____ DATA SUPPLIED

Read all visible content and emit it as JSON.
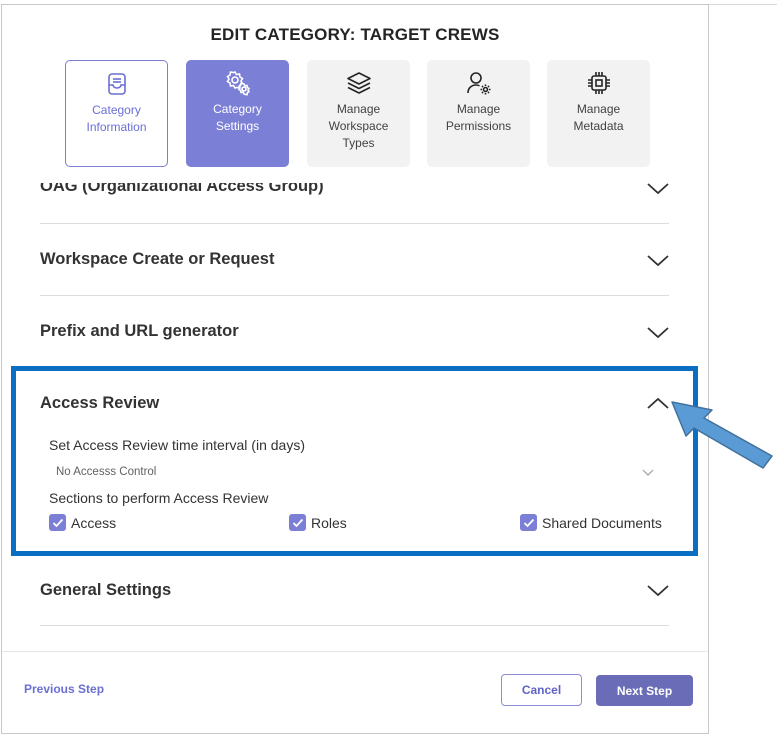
{
  "dialog": {
    "title": "EDIT CATEGORY: TARGET CREWS"
  },
  "steps": [
    {
      "label_line1": "Category",
      "label_line2": "Information",
      "icon": "inbox-icon",
      "state": "done"
    },
    {
      "label_line1": "Category",
      "label_line2": "Settings",
      "icon": "gear-icon",
      "state": "active"
    },
    {
      "label_line1": "Manage",
      "label_line2": "Workspace",
      "label_line3": "Types",
      "icon": "layers-icon",
      "state": "pending"
    },
    {
      "label_line1": "Manage",
      "label_line2": "Permissions",
      "icon": "user-gear-icon",
      "state": "pending"
    },
    {
      "label_line1": "Manage",
      "label_line2": "Metadata",
      "icon": "chip-icon",
      "state": "pending"
    }
  ],
  "sections": {
    "oag": {
      "title": "OAG (Organizational Access Group)"
    },
    "workspace_create": {
      "title": "Workspace Create or Request"
    },
    "prefix_url": {
      "title": "Prefix and URL generator"
    },
    "access_review": {
      "title": "Access Review",
      "interval_label": "Set Access Review time interval (in days)",
      "interval_value": "No Accesss Control",
      "sections_label": "Sections to perform Access Review",
      "checkboxes": [
        {
          "label": "Access",
          "checked": true
        },
        {
          "label": "Roles",
          "checked": true
        },
        {
          "label": "Shared Documents",
          "checked": true
        }
      ]
    },
    "general": {
      "title": "General Settings"
    }
  },
  "footer": {
    "previous_label": "Previous Step",
    "cancel_label": "Cancel",
    "next_label": "Next Step"
  },
  "colors": {
    "accent": "#7b7fd6",
    "primary_button": "#6b6cb8",
    "highlight_border": "#0a6fc2",
    "callout_arrow": "#5b9bd5"
  }
}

________

* TASK TO CARRY OUT: Please write out all of the material above without changing a word, and omit any pictures.

* WRITTEN RESPONSE:
Read all visible content and emit it as JSON.
{
  "dialog": {
    "title": "EDIT CATEGORY: TARGET CREWS"
  },
  "steps": [
    {
      "label_line1": "Category",
      "label_line2": "Information",
      "icon": "inbox-icon",
      "state": "done"
    },
    {
      "label_line1": "Category",
      "label_line2": "Settings",
      "icon": "gear-icon",
      "state": "active"
    },
    {
      "label_line1": "Manage",
      "label_line2": "Workspace",
      "label_line3": "Types",
      "icon": "layers-icon",
      "state": "pending"
    },
    {
      "label_line1": "Manage",
      "label_line2": "Permissions",
      "icon": "user-gear-icon",
      "state": "pending"
    },
    {
      "label_line1": "Manage",
      "label_line2": "Metadata",
      "icon": "chip-icon",
      "state": "pending"
    }
  ],
  "sections": {
    "oag": {
      "title": "OAG (Organizational Access Group)"
    },
    "workspace_create": {
      "title": "Workspace Create or Request"
    },
    "prefix_url": {
      "title": "Prefix and URL generator"
    },
    "access_review": {
      "title": "Access Review",
      "interval_label": "Set Access Review time interval (in days)",
      "interval_value": "No Accesss Control",
      "sections_label": "Sections to perform Access Review",
      "checkboxes": [
        {
          "label": "Access",
          "checked": true
        },
        {
          "label": "Roles",
          "checked": true
        },
        {
          "label": "Shared Documents",
          "checked": true
        }
      ]
    },
    "general": {
      "title": "General Settings"
    }
  },
  "footer": {
    "previous_label": "Previous Step",
    "cancel_label": "Cancel",
    "next_label": "Next Step"
  },
  "colors": {
    "accent": "#7b7fd6",
    "primary_button": "#6b6cb8",
    "highlight_border": "#0a6fc2",
    "callout_arrow": "#5b9bd5"
  }
}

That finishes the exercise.